» **What the task requires**:
Extract from the listing each line in which the word "Februar" appears.

» **Record extracts**:

-.-.-

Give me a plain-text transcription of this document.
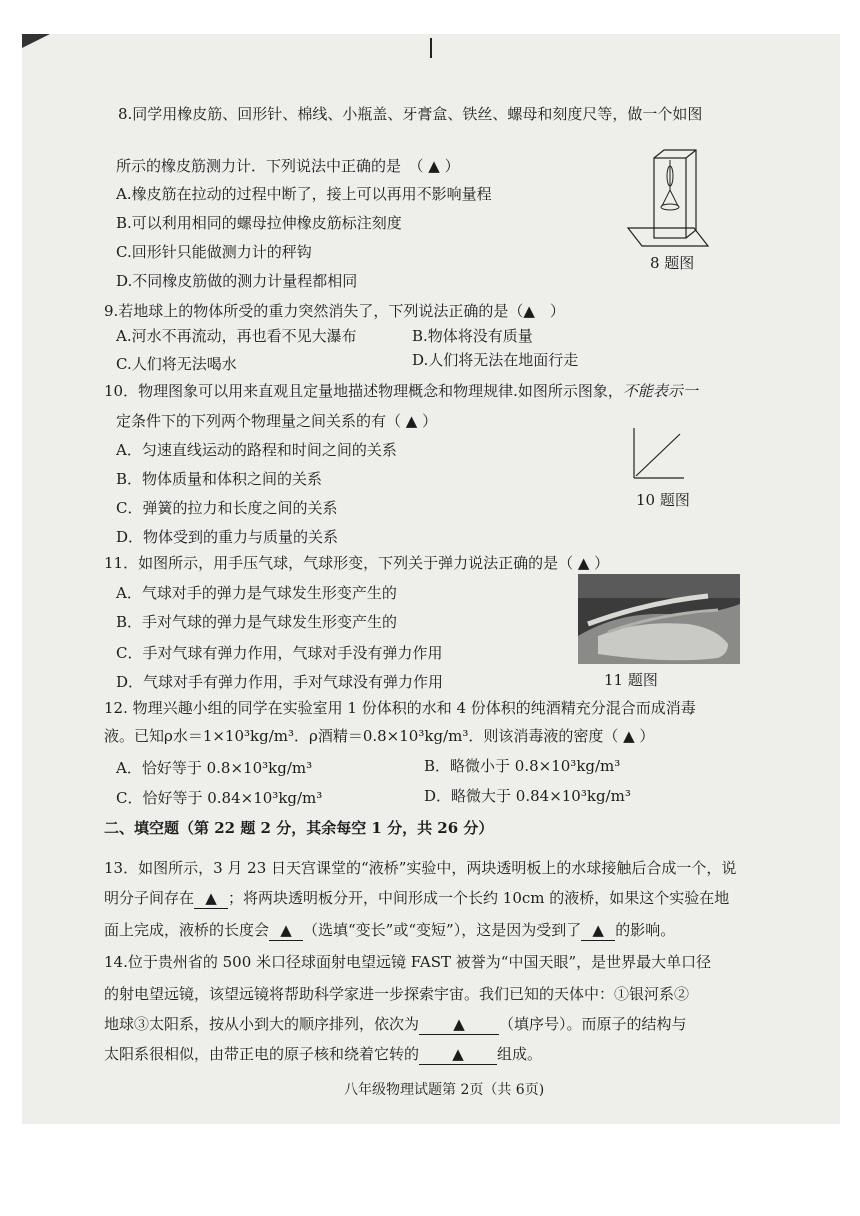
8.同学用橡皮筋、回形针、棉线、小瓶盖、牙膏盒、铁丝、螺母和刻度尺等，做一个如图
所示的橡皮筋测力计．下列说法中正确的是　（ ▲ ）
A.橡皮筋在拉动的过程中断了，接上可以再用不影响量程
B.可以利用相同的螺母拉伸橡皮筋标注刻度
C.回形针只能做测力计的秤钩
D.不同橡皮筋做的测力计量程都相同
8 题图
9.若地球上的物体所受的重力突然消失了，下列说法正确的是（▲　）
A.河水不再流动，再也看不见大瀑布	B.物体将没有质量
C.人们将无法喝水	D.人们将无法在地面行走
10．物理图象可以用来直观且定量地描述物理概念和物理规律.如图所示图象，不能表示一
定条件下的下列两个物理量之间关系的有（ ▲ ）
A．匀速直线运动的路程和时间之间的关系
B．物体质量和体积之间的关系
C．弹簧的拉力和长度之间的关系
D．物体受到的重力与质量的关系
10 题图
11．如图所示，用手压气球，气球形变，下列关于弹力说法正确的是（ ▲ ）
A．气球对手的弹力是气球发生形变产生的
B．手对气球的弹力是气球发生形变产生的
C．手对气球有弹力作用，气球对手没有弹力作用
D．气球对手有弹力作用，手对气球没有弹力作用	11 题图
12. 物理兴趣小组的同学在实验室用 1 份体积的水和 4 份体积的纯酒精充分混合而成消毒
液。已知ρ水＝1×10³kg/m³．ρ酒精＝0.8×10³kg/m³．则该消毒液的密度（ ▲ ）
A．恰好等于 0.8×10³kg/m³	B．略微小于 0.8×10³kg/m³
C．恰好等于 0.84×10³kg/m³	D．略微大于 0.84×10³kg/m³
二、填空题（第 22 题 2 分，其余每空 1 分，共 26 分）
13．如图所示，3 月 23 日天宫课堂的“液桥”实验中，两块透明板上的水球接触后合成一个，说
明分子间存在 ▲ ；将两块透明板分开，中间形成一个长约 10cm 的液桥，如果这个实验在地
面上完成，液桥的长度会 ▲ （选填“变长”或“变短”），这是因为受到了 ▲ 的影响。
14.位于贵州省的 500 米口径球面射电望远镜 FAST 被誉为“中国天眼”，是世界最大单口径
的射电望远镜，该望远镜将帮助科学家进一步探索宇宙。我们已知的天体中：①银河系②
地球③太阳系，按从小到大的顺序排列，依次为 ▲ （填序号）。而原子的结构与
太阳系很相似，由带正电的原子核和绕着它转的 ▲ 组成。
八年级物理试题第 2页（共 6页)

-.-.-

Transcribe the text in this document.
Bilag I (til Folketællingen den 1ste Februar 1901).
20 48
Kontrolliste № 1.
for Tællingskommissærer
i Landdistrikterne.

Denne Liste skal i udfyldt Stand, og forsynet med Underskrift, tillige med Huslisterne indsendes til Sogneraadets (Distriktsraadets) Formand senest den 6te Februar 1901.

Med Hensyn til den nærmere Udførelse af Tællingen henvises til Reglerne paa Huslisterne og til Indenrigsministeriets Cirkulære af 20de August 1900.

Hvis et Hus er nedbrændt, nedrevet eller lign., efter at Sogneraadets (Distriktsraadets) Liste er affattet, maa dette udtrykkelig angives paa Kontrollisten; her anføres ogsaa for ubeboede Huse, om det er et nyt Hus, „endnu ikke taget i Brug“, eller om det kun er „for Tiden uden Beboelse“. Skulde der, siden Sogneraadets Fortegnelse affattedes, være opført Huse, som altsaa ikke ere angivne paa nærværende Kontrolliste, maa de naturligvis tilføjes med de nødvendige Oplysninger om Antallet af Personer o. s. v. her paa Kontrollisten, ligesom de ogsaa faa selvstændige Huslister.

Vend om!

-.-.-

» **Exercise solution**:
Bilag I (til Folketællingen den 1ste Februar 1901).
Denne Liste skal i udfyldt Stand, og forsynet med Underskrift, tillige med Huslisterne indsendes til Sogneraadets (Distriktsraadets) Formand senest den 6te Februar 1901.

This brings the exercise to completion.